Copy everything in the data below exactly except the pictures.

------------

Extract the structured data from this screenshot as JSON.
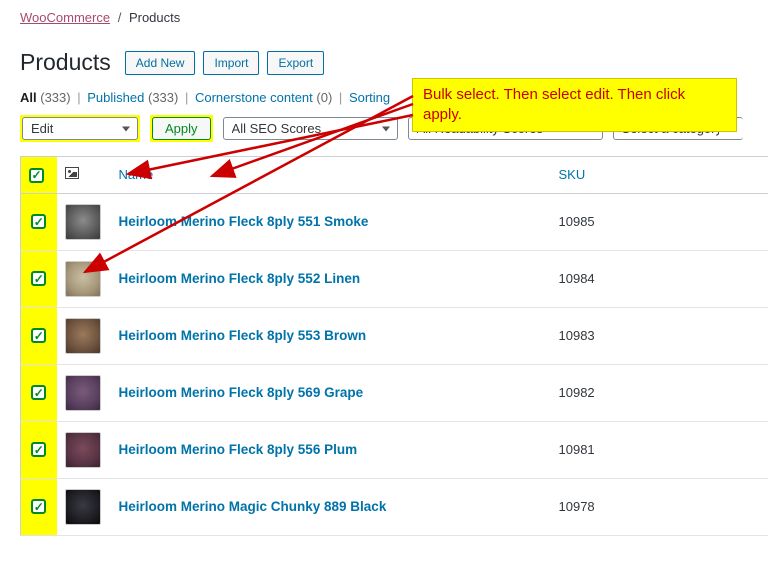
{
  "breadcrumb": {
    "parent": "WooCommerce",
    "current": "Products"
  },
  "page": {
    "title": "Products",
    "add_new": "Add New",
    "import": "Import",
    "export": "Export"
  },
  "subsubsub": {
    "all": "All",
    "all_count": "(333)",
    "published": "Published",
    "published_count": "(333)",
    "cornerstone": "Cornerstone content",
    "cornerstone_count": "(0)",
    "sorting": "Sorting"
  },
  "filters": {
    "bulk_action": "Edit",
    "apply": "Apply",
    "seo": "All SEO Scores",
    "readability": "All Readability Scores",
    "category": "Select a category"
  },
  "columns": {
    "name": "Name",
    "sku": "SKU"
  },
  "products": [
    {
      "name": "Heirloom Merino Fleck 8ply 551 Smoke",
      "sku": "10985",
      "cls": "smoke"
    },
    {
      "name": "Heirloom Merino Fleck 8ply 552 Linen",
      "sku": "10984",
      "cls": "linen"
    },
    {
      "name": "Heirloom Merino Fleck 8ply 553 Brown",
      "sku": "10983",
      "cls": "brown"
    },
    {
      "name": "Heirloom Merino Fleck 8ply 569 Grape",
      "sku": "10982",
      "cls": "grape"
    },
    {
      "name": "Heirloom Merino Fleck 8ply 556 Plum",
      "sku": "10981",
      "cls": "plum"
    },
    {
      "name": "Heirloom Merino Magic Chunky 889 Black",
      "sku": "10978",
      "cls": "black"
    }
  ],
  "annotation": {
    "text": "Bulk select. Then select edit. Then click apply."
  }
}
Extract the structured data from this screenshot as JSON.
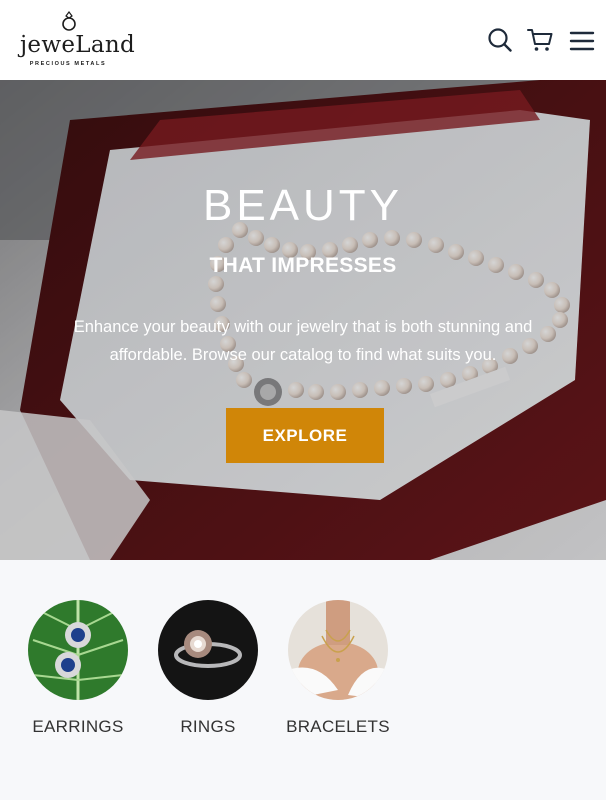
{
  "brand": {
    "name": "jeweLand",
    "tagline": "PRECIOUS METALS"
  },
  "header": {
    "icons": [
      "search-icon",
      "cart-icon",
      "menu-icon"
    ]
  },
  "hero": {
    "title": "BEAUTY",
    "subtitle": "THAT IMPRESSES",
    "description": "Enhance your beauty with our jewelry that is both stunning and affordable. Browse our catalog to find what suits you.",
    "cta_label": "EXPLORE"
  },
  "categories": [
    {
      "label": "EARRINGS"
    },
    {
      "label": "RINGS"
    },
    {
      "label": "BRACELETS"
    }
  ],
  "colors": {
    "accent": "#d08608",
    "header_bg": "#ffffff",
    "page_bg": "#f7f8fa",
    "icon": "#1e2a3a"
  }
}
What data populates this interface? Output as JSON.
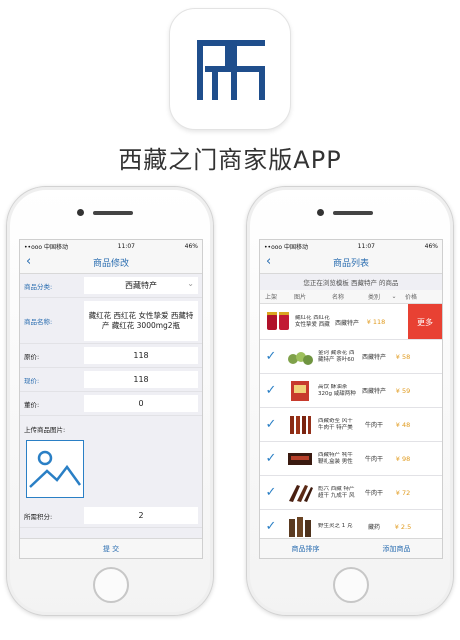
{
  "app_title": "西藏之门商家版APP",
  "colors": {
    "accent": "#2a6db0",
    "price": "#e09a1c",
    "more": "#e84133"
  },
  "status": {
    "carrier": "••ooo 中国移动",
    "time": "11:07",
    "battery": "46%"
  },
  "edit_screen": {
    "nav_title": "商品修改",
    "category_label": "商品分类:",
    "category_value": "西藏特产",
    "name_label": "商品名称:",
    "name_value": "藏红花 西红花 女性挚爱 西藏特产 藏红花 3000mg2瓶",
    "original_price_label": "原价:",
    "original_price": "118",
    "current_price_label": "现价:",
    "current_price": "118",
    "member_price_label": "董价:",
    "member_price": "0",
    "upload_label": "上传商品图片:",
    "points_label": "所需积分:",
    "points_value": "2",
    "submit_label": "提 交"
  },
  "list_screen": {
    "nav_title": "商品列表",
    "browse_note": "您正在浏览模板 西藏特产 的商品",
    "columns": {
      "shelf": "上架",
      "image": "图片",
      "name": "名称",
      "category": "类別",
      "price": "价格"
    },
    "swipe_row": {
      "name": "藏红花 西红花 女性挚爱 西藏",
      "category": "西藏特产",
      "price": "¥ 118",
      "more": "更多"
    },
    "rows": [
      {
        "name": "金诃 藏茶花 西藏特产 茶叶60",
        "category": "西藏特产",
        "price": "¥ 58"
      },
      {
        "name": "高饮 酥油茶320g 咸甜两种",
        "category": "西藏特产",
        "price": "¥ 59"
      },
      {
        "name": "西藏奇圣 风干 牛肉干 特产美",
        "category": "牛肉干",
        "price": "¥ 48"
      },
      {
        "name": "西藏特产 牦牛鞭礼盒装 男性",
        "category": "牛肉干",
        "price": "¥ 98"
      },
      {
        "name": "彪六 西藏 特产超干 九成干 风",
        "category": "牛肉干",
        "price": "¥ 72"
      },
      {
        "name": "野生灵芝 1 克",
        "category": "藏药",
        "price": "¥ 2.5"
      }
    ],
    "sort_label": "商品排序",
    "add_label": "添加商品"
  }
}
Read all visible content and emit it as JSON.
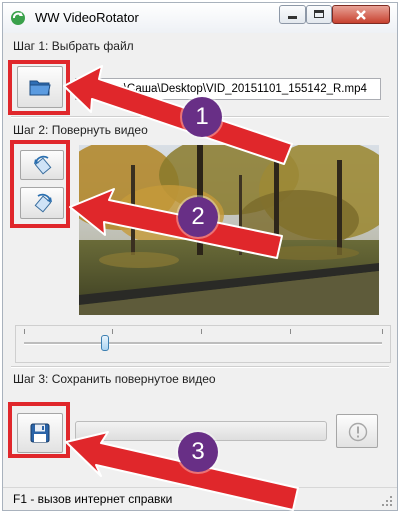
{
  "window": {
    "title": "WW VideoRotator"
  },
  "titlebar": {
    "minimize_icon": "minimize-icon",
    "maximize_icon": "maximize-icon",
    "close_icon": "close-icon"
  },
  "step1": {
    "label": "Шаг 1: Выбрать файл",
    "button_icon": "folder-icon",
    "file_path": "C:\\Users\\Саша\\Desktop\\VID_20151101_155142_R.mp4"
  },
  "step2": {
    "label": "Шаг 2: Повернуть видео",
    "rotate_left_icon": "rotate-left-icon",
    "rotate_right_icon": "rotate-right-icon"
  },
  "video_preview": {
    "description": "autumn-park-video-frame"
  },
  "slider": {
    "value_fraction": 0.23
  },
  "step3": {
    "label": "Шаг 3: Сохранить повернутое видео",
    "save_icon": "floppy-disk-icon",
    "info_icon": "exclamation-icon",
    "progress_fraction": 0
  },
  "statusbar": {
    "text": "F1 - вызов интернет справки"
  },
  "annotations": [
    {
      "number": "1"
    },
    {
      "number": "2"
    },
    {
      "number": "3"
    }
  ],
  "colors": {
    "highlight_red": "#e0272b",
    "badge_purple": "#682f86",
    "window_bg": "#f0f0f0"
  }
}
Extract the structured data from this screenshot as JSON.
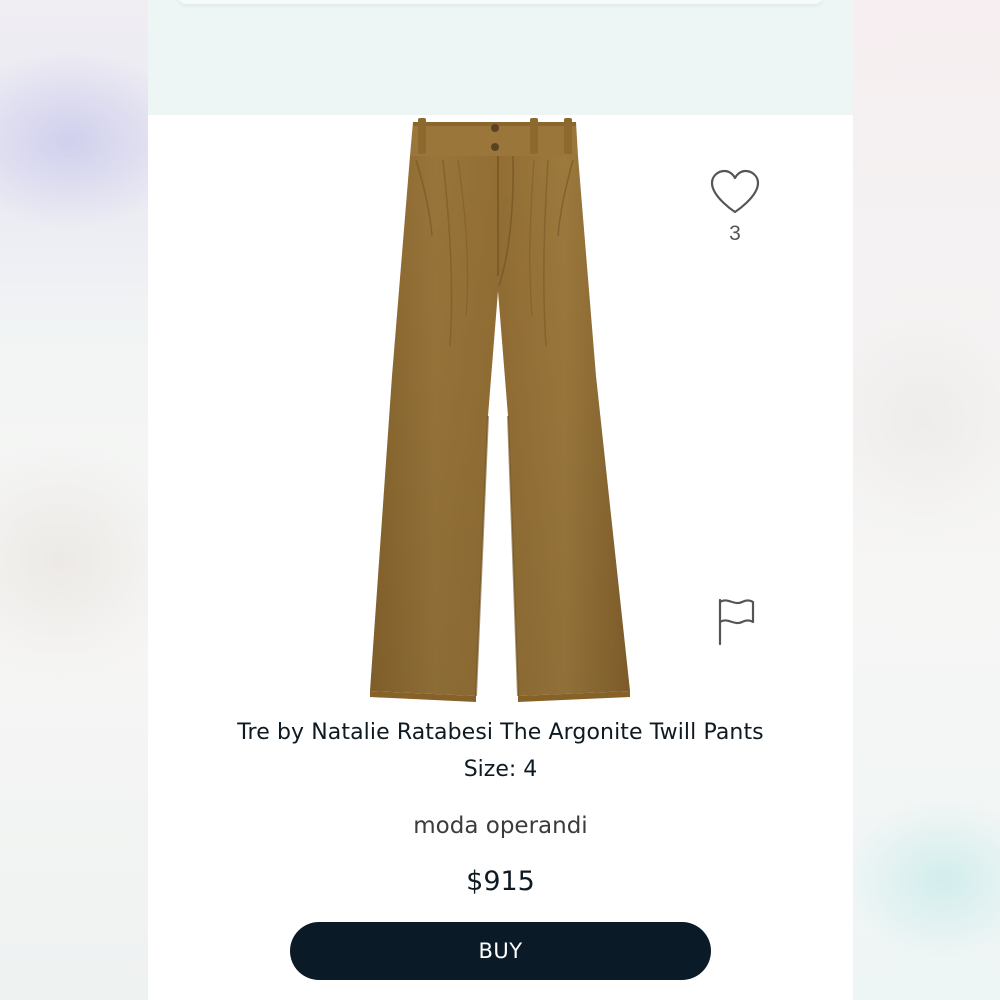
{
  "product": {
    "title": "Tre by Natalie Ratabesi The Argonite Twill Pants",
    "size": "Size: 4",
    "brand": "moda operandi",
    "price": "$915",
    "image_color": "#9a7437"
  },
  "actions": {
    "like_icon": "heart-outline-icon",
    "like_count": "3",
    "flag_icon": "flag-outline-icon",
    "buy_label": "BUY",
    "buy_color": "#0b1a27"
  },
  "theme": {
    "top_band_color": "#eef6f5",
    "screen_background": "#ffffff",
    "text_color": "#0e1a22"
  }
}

------------

- Result -
Extract the structured data from this screenshot as JSON.
{
  "breadcrumb": {
    "parent": "WooCommerce",
    "current": "Products"
  },
  "page": {
    "title": "Products",
    "add_new": "Add New",
    "import": "Import",
    "export": "Export"
  },
  "subsubsub": {
    "all": "All",
    "all_count": "(333)",
    "published": "Published",
    "published_count": "(333)",
    "cornerstone": "Cornerstone content",
    "cornerstone_count": "(0)",
    "sorting": "Sorting"
  },
  "filters": {
    "bulk_action": "Edit",
    "apply": "Apply",
    "seo": "All SEO Scores",
    "readability": "All Readability Scores",
    "category": "Select a category"
  },
  "columns": {
    "name": "Name",
    "sku": "SKU"
  },
  "products": [
    {
      "name": "Heirloom Merino Fleck 8ply 551 Smoke",
      "sku": "10985",
      "cls": "smoke"
    },
    {
      "name": "Heirloom Merino Fleck 8ply 552 Linen",
      "sku": "10984",
      "cls": "linen"
    },
    {
      "name": "Heirloom Merino Fleck 8ply 553 Brown",
      "sku": "10983",
      "cls": "brown"
    },
    {
      "name": "Heirloom Merino Fleck 8ply 569 Grape",
      "sku": "10982",
      "cls": "grape"
    },
    {
      "name": "Heirloom Merino Fleck 8ply 556 Plum",
      "sku": "10981",
      "cls": "plum"
    },
    {
      "name": "Heirloom Merino Magic Chunky 889 Black",
      "sku": "10978",
      "cls": "black"
    }
  ],
  "annotation": {
    "text": "Bulk select. Then select edit. Then click apply."
  }
}
Extract the structured data from this screenshot as JSON.
{
  "brand": {
    "name": "jeweLand",
    "tagline": "PRECIOUS METALS"
  },
  "header": {
    "icons": [
      "search-icon",
      "cart-icon",
      "menu-icon"
    ]
  },
  "hero": {
    "title": "BEAUTY",
    "subtitle": "THAT IMPRESSES",
    "description": "Enhance your beauty with our jewelry that is both stunning and affordable. Browse our catalog to find what suits you.",
    "cta_label": "EXPLORE"
  },
  "categories": [
    {
      "label": "EARRINGS"
    },
    {
      "label": "RINGS"
    },
    {
      "label": "BRACELETS"
    }
  ],
  "colors": {
    "accent": "#d08608",
    "header_bg": "#ffffff",
    "page_bg": "#f7f8fa",
    "icon": "#1e2a3a"
  }
}
What data populates this interface? Output as JSON.
{
  "app_title": "西藏之门商家版APP",
  "colors": {
    "accent": "#2a6db0",
    "price": "#e09a1c",
    "more": "#e84133"
  },
  "status": {
    "carrier": "••ooo 中国移动",
    "time": "11:07",
    "battery": "46%"
  },
  "edit_screen": {
    "nav_title": "商品修改",
    "category_label": "商品分类:",
    "category_value": "西藏特产",
    "name_label": "商品名称:",
    "name_value": "藏红花 西红花 女性挚爱 西藏特产 藏红花 3000mg2瓶",
    "original_price_label": "原价:",
    "original_price": "118",
    "current_price_label": "现价:",
    "current_price": "118",
    "member_price_label": "董价:",
    "member_price": "0",
    "upload_label": "上传商品图片:",
    "points_label": "所需积分:",
    "points_value": "2",
    "submit_label": "提 交"
  },
  "list_screen": {
    "nav_title": "商品列表",
    "browse_note": "您正在浏览模板 西藏特产 的商品",
    "columns": {
      "shelf": "上架",
      "image": "图片",
      "name": "名称",
      "category": "类別",
      "price": "价格"
    },
    "swipe_row": {
      "name": "藏红花 西红花 女性挚爱 西藏",
      "category": "西藏特产",
      "price": "¥ 118",
      "more": "更多"
    },
    "rows": [
      {
        "name": "金诃 藏茶花 西藏特产 茶叶60",
        "category": "西藏特产",
        "price": "¥ 58"
      },
      {
        "name": "高饮 酥油茶320g 咸甜两种",
        "category": "西藏特产",
        "price": "¥ 59"
      },
      {
        "name": "西藏奇圣 风干 牛肉干 特产美",
        "category": "牛肉干",
        "price": "¥ 48"
      },
      {
        "name": "西藏特产 牦牛鞭礼盒装 男性",
        "category": "牛肉干",
        "price": "¥ 98"
      },
      {
        "name": "彪六 西藏 特产超干 九成干 风",
        "category": "牛肉干",
        "price": "¥ 72"
      },
      {
        "name": "野生灵芝 1 克",
        "category": "藏药",
        "price": "¥ 2.5"
      }
    ],
    "sort_label": "商品排序",
    "add_label": "添加商品"
  }
}
Read all visible content and emit it as JSON.
{
  "window": {
    "title": "WW VideoRotator"
  },
  "titlebar": {
    "minimize_icon": "minimize-icon",
    "maximize_icon": "maximize-icon",
    "close_icon": "close-icon"
  },
  "step1": {
    "label": "Шаг 1: Выбрать файл",
    "button_icon": "folder-icon",
    "file_path": "C:\\Users\\Саша\\Desktop\\VID_20151101_155142_R.mp4"
  },
  "step2": {
    "label": "Шаг 2: Повернуть видео",
    "rotate_left_icon": "rotate-left-icon",
    "rotate_right_icon": "rotate-right-icon"
  },
  "video_preview": {
    "description": "autumn-park-video-frame"
  },
  "slider": {
    "value_fraction": 0.23
  },
  "step3": {
    "label": "Шаг 3: Сохранить повернутое видео",
    "save_icon": "floppy-disk-icon",
    "info_icon": "exclamation-icon",
    "progress_fraction": 0
  },
  "statusbar": {
    "text": "F1 - вызов интернет справки"
  },
  "annotations": [
    {
      "number": "1"
    },
    {
      "number": "2"
    },
    {
      "number": "3"
    }
  ],
  "colors": {
    "highlight_red": "#e0272b",
    "badge_purple": "#682f86",
    "window_bg": "#f0f0f0"
  }
}
Extract the structured data from this screenshot as JSON.
{
  "product": {
    "title": "Tre by Natalie Ratabesi The Argonite Twill Pants",
    "size": "Size: 4",
    "brand": "moda operandi",
    "price": "$915",
    "image_color": "#9a7437"
  },
  "actions": {
    "like_icon": "heart-outline-icon",
    "like_count": "3",
    "flag_icon": "flag-outline-icon",
    "buy_label": "BUY",
    "buy_color": "#0b1a27"
  },
  "theme": {
    "top_band_color": "#eef6f5",
    "screen_background": "#ffffff",
    "text_color": "#0e1a22"
  }
}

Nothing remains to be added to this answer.